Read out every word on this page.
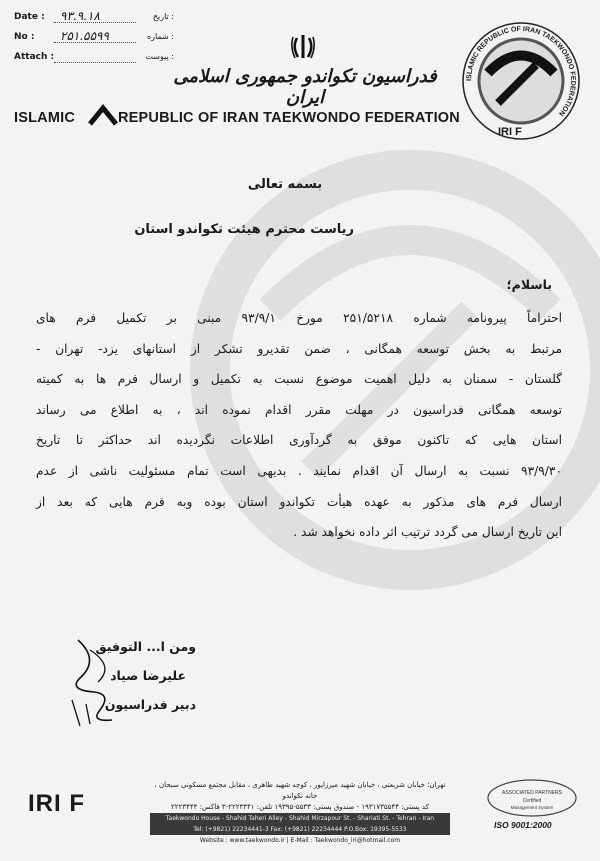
Date : ۹۳.۹.۱۸	: تاریخ
No : ۲۵۱.۵۵۹۹	: شماره
Attach :	: پیوست
فدراسیون تکواندو جمهوری اسلامی ایران
ISLAMIC	REPUBLIC OF IRAN TAEKWONDO FEDERATION
ISLAMIC REPUBLIC OF IRAN TAEKWONDO FEDERATION
IRI F
بسمه تعالی
ریاست محترم هیئت تکواندو استان
باسلام؛
احتراماً پیرونامه شماره ۲۵۱/۵۲۱۸ مورخ ۹۳/۹/۱ مبنی بر تکمیل فرم های
مرتبط به بخش توسعه همگانی ، ضمن تقدیرو تشکر از استانهای یزد- تهران -
گلستان - سمنان به دلیل اهمیت موضوع نسبت به تکمیل و ارسال فرم ها به کمیته
توسعه همگانی فدراسیون در مهلت مقرر اقدام نموده اند ، به اطلاع می رساند
استان هایی که تاکنون موفق به گردآوری اطلاعات نگردیده اند حداکثر تا تاریخ
۹۳/۹/۳۰ نسبت به ارسال آن اقدام نمایند . بدیهی است تمام مسئولیت ناشی از عدم
ارسال فرم های مذکور به عهده هیأت تکواندو استان بوده وبه فرم هایی که بعد از
این تاریخ ارسال می گردد ترتیب اثر داده نخواهد شد .
ومن ا... التوفیق
علیرضا صیاد
دبیر فدراسیون
IRI F
تهران؛ خیابان شریعتی ، خیابان شهید میرزاپور ، کوچه شهید طاهری ، مقابل مجتمع مسکونی سبحان ، خانه تکواندو
کد پستی: ۱۹۳۱۷۳۵۵۴۴ - صندوق پستی: ۵۵۳۳-۱۹۳۹۵ تلفن: ۲۲۲۳۴۴۱-۳ فاکس: ۲۲۲۳۴۴۴
Taekwondo House - Shahid Taheri Alley - Shahid Mirzapour St. - Shariati St. - Tehran - Iran
Tel: (+9821) 22234441-3 Fax: (+9821) 22234444 P.O.Box: 19395-5533
Website : www.taekwondo.ir | E-Mail : Taekwondo_iri@hotmail.com
ASSOCIATED PARTNERS
Certified
Management System
ISO 9001:2000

####

In the entries above, find lines with "ISLAMIC" and copy each.

ISLAMIC	REPUBLIC OF IRAN TAEKWONDO FEDERATION
ISLAMIC REPUBLIC OF IRAN TAEKWONDO FEDERATION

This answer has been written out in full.